▸ **GIVEN TASK**
Give the listing again character for character, but drop the images.

▸ **DATASET EXTRACT**
^^^^^^^^^^^^^^^^
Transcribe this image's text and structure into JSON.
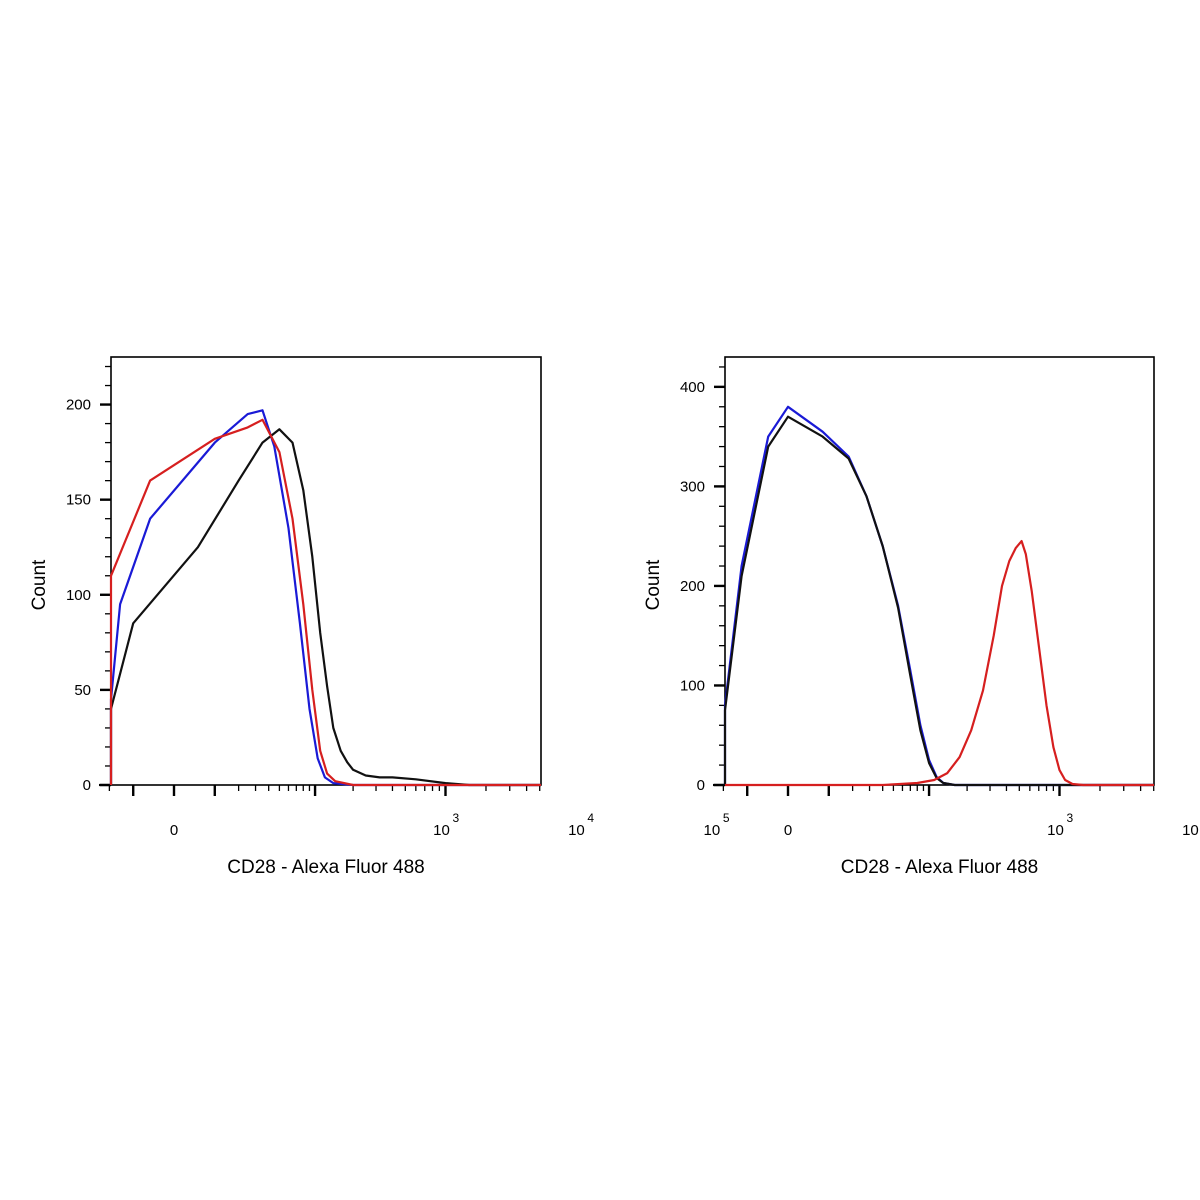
{
  "colors": {
    "blue": "#1a1ad6",
    "black": "#111111",
    "red": "#d61f1f"
  },
  "chart_data": [
    {
      "type": "line",
      "xlabel": "CD28 - Alexa Fluor 488",
      "ylabel": "Count",
      "x_scale": "biexponential",
      "xlim": [
        -250,
        200000
      ],
      "ylim": [
        0,
        225
      ],
      "y_ticks": [
        0,
        50,
        100,
        150,
        200
      ],
      "y_tick_labels": [
        "0",
        "50",
        "100",
        "150",
        "200"
      ],
      "x_tick_labels": [
        {
          "value": 0,
          "base": "0",
          "exp": ""
        },
        {
          "value": 1000,
          "base": "10",
          "exp": "3"
        },
        {
          "value": 10000,
          "base": "10",
          "exp": "4"
        },
        {
          "value": 100000,
          "base": "10",
          "exp": "5"
        }
      ],
      "series": [
        {
          "color": "blue",
          "points": [
            [
              -250,
              0
            ],
            [
              -120,
              0
            ],
            [
              -80,
              3
            ],
            [
              -50,
              12
            ],
            [
              -30,
              45
            ],
            [
              -15,
              95
            ],
            [
              -5,
              140
            ],
            [
              10,
              180
            ],
            [
              25,
              195
            ],
            [
              35,
              197
            ],
            [
              45,
              178
            ],
            [
              60,
              135
            ],
            [
              75,
              85
            ],
            [
              90,
              40
            ],
            [
              105,
              14
            ],
            [
              120,
              4
            ],
            [
              140,
              1
            ],
            [
              200,
              0
            ],
            [
              200000,
              0
            ]
          ]
        },
        {
          "color": "black",
          "points": [
            [
              -250,
              0
            ],
            [
              -110,
              0
            ],
            [
              -70,
              3
            ],
            [
              -45,
              12
            ],
            [
              -25,
              40
            ],
            [
              -10,
              85
            ],
            [
              5,
              125
            ],
            [
              20,
              160
            ],
            [
              35,
              180
            ],
            [
              50,
              187
            ],
            [
              65,
              180
            ],
            [
              80,
              155
            ],
            [
              95,
              120
            ],
            [
              110,
              80
            ],
            [
              125,
              52
            ],
            [
              140,
              30
            ],
            [
              160,
              18
            ],
            [
              180,
              12
            ],
            [
              200,
              8
            ],
            [
              250,
              5
            ],
            [
              320,
              4
            ],
            [
              400,
              4
            ],
            [
              600,
              3
            ],
            [
              1000,
              1
            ],
            [
              1500,
              0
            ],
            [
              200000,
              0
            ]
          ]
        },
        {
          "color": "red",
          "points": [
            [
              -250,
              0
            ],
            [
              -120,
              0
            ],
            [
              -80,
              2
            ],
            [
              -55,
              10
            ],
            [
              -35,
              40
            ],
            [
              -20,
              110
            ],
            [
              -5,
              160
            ],
            [
              10,
              182
            ],
            [
              25,
              188
            ],
            [
              35,
              192
            ],
            [
              50,
              175
            ],
            [
              65,
              140
            ],
            [
              80,
              95
            ],
            [
              95,
              50
            ],
            [
              110,
              18
            ],
            [
              125,
              6
            ],
            [
              145,
              2
            ],
            [
              200,
              0
            ],
            [
              200000,
              0
            ]
          ]
        }
      ]
    },
    {
      "type": "line",
      "xlabel": "CD28 - Alexa Fluor 488",
      "ylabel": "Count",
      "x_scale": "biexponential",
      "xlim": [
        -250,
        200000
      ],
      "ylim": [
        0,
        430
      ],
      "y_ticks": [
        0,
        100,
        200,
        300,
        400
      ],
      "y_tick_labels": [
        "0",
        "100",
        "200",
        "300",
        "400"
      ],
      "x_tick_labels": [
        {
          "value": 0,
          "base": "0",
          "exp": ""
        },
        {
          "value": 1000,
          "base": "10",
          "exp": "3"
        },
        {
          "value": 10000,
          "base": "10",
          "exp": "4"
        },
        {
          "value": 100000,
          "base": "10",
          "exp": "5"
        }
      ],
      "series": [
        {
          "color": "blue",
          "points": [
            [
              -250,
              0
            ],
            [
              -120,
              0
            ],
            [
              -80,
              2
            ],
            [
              -55,
              8
            ],
            [
              -40,
              25
            ],
            [
              -25,
              80
            ],
            [
              -12,
              220
            ],
            [
              -4,
              350
            ],
            [
              0,
              380
            ],
            [
              8,
              355
            ],
            [
              18,
              330
            ],
            [
              28,
              290
            ],
            [
              40,
              240
            ],
            [
              55,
              180
            ],
            [
              70,
              115
            ],
            [
              85,
              60
            ],
            [
              100,
              25
            ],
            [
              115,
              8
            ],
            [
              130,
              2
            ],
            [
              160,
              0
            ],
            [
              200000,
              0
            ]
          ]
        },
        {
          "color": "black",
          "points": [
            [
              -250,
              0
            ],
            [
              -120,
              0
            ],
            [
              -80,
              2
            ],
            [
              -55,
              8
            ],
            [
              -40,
              25
            ],
            [
              -25,
              75
            ],
            [
              -12,
              210
            ],
            [
              -4,
              340
            ],
            [
              0,
              370
            ],
            [
              8,
              350
            ],
            [
              18,
              328
            ],
            [
              28,
              290
            ],
            [
              40,
              240
            ],
            [
              55,
              178
            ],
            [
              70,
              110
            ],
            [
              85,
              55
            ],
            [
              100,
              22
            ],
            [
              115,
              7
            ],
            [
              130,
              2
            ],
            [
              160,
              0
            ],
            [
              200000,
              0
            ]
          ]
        },
        {
          "color": "red",
          "points": [
            [
              -250,
              0
            ],
            [
              -20,
              0
            ],
            [
              40,
              0
            ],
            [
              80,
              2
            ],
            [
              110,
              5
            ],
            [
              140,
              12
            ],
            [
              175,
              28
            ],
            [
              215,
              55
            ],
            [
              265,
              95
            ],
            [
              320,
              150
            ],
            [
              370,
              200
            ],
            [
              420,
              225
            ],
            [
              470,
              238
            ],
            [
              520,
              245
            ],
            [
              560,
              232
            ],
            [
              620,
              195
            ],
            [
              700,
              140
            ],
            [
              800,
              80
            ],
            [
              900,
              38
            ],
            [
              1000,
              15
            ],
            [
              1100,
              5
            ],
            [
              1250,
              1
            ],
            [
              1500,
              0
            ],
            [
              200000,
              0
            ]
          ]
        }
      ]
    }
  ]
}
^^^^^^^^^^^^^^^^
▸ **COMPLETED EXERCISE**
Transcribe this image's text and structure into JSON.
{
  "colors": {
    "blue": "#1a1ad6",
    "black": "#111111",
    "red": "#d61f1f"
  },
  "chart_data": [
    {
      "type": "line",
      "xlabel": "CD28 - Alexa Fluor 488",
      "ylabel": "Count",
      "x_scale": "biexponential",
      "xlim": [
        -250,
        200000
      ],
      "ylim": [
        0,
        225
      ],
      "y_ticks": [
        0,
        50,
        100,
        150,
        200
      ],
      "y_tick_labels": [
        "0",
        "50",
        "100",
        "150",
        "200"
      ],
      "x_tick_labels": [
        {
          "value": 0,
          "base": "0",
          "exp": ""
        },
        {
          "value": 1000,
          "base": "10",
          "exp": "3"
        },
        {
          "value": 10000,
          "base": "10",
          "exp": "4"
        },
        {
          "value": 100000,
          "base": "10",
          "exp": "5"
        }
      ],
      "series": [
        {
          "color": "blue",
          "points": [
            [
              -250,
              0
            ],
            [
              -120,
              0
            ],
            [
              -80,
              3
            ],
            [
              -50,
              12
            ],
            [
              -30,
              45
            ],
            [
              -15,
              95
            ],
            [
              -5,
              140
            ],
            [
              10,
              180
            ],
            [
              25,
              195
            ],
            [
              35,
              197
            ],
            [
              45,
              178
            ],
            [
              60,
              135
            ],
            [
              75,
              85
            ],
            [
              90,
              40
            ],
            [
              105,
              14
            ],
            [
              120,
              4
            ],
            [
              140,
              1
            ],
            [
              200,
              0
            ],
            [
              200000,
              0
            ]
          ]
        },
        {
          "color": "black",
          "points": [
            [
              -250,
              0
            ],
            [
              -110,
              0
            ],
            [
              -70,
              3
            ],
            [
              -45,
              12
            ],
            [
              -25,
              40
            ],
            [
              -10,
              85
            ],
            [
              5,
              125
            ],
            [
              20,
              160
            ],
            [
              35,
              180
            ],
            [
              50,
              187
            ],
            [
              65,
              180
            ],
            [
              80,
              155
            ],
            [
              95,
              120
            ],
            [
              110,
              80
            ],
            [
              125,
              52
            ],
            [
              140,
              30
            ],
            [
              160,
              18
            ],
            [
              180,
              12
            ],
            [
              200,
              8
            ],
            [
              250,
              5
            ],
            [
              320,
              4
            ],
            [
              400,
              4
            ],
            [
              600,
              3
            ],
            [
              1000,
              1
            ],
            [
              1500,
              0
            ],
            [
              200000,
              0
            ]
          ]
        },
        {
          "color": "red",
          "points": [
            [
              -250,
              0
            ],
            [
              -120,
              0
            ],
            [
              -80,
              2
            ],
            [
              -55,
              10
            ],
            [
              -35,
              40
            ],
            [
              -20,
              110
            ],
            [
              -5,
              160
            ],
            [
              10,
              182
            ],
            [
              25,
              188
            ],
            [
              35,
              192
            ],
            [
              50,
              175
            ],
            [
              65,
              140
            ],
            [
              80,
              95
            ],
            [
              95,
              50
            ],
            [
              110,
              18
            ],
            [
              125,
              6
            ],
            [
              145,
              2
            ],
            [
              200,
              0
            ],
            [
              200000,
              0
            ]
          ]
        }
      ]
    },
    {
      "type": "line",
      "xlabel": "CD28 - Alexa Fluor 488",
      "ylabel": "Count",
      "x_scale": "biexponential",
      "xlim": [
        -250,
        200000
      ],
      "ylim": [
        0,
        430
      ],
      "y_ticks": [
        0,
        100,
        200,
        300,
        400
      ],
      "y_tick_labels": [
        "0",
        "100",
        "200",
        "300",
        "400"
      ],
      "x_tick_labels": [
        {
          "value": 0,
          "base": "0",
          "exp": ""
        },
        {
          "value": 1000,
          "base": "10",
          "exp": "3"
        },
        {
          "value": 10000,
          "base": "10",
          "exp": "4"
        },
        {
          "value": 100000,
          "base": "10",
          "exp": "5"
        }
      ],
      "series": [
        {
          "color": "blue",
          "points": [
            [
              -250,
              0
            ],
            [
              -120,
              0
            ],
            [
              -80,
              2
            ],
            [
              -55,
              8
            ],
            [
              -40,
              25
            ],
            [
              -25,
              80
            ],
            [
              -12,
              220
            ],
            [
              -4,
              350
            ],
            [
              0,
              380
            ],
            [
              8,
              355
            ],
            [
              18,
              330
            ],
            [
              28,
              290
            ],
            [
              40,
              240
            ],
            [
              55,
              180
            ],
            [
              70,
              115
            ],
            [
              85,
              60
            ],
            [
              100,
              25
            ],
            [
              115,
              8
            ],
            [
              130,
              2
            ],
            [
              160,
              0
            ],
            [
              200000,
              0
            ]
          ]
        },
        {
          "color": "black",
          "points": [
            [
              -250,
              0
            ],
            [
              -120,
              0
            ],
            [
              -80,
              2
            ],
            [
              -55,
              8
            ],
            [
              -40,
              25
            ],
            [
              -25,
              75
            ],
            [
              -12,
              210
            ],
            [
              -4,
              340
            ],
            [
              0,
              370
            ],
            [
              8,
              350
            ],
            [
              18,
              328
            ],
            [
              28,
              290
            ],
            [
              40,
              240
            ],
            [
              55,
              178
            ],
            [
              70,
              110
            ],
            [
              85,
              55
            ],
            [
              100,
              22
            ],
            [
              115,
              7
            ],
            [
              130,
              2
            ],
            [
              160,
              0
            ],
            [
              200000,
              0
            ]
          ]
        },
        {
          "color": "red",
          "points": [
            [
              -250,
              0
            ],
            [
              -20,
              0
            ],
            [
              40,
              0
            ],
            [
              80,
              2
            ],
            [
              110,
              5
            ],
            [
              140,
              12
            ],
            [
              175,
              28
            ],
            [
              215,
              55
            ],
            [
              265,
              95
            ],
            [
              320,
              150
            ],
            [
              370,
              200
            ],
            [
              420,
              225
            ],
            [
              470,
              238
            ],
            [
              520,
              245
            ],
            [
              560,
              232
            ],
            [
              620,
              195
            ],
            [
              700,
              140
            ],
            [
              800,
              80
            ],
            [
              900,
              38
            ],
            [
              1000,
              15
            ],
            [
              1100,
              5
            ],
            [
              1250,
              1
            ],
            [
              1500,
              0
            ],
            [
              200000,
              0
            ]
          ]
        }
      ]
    }
  ]
}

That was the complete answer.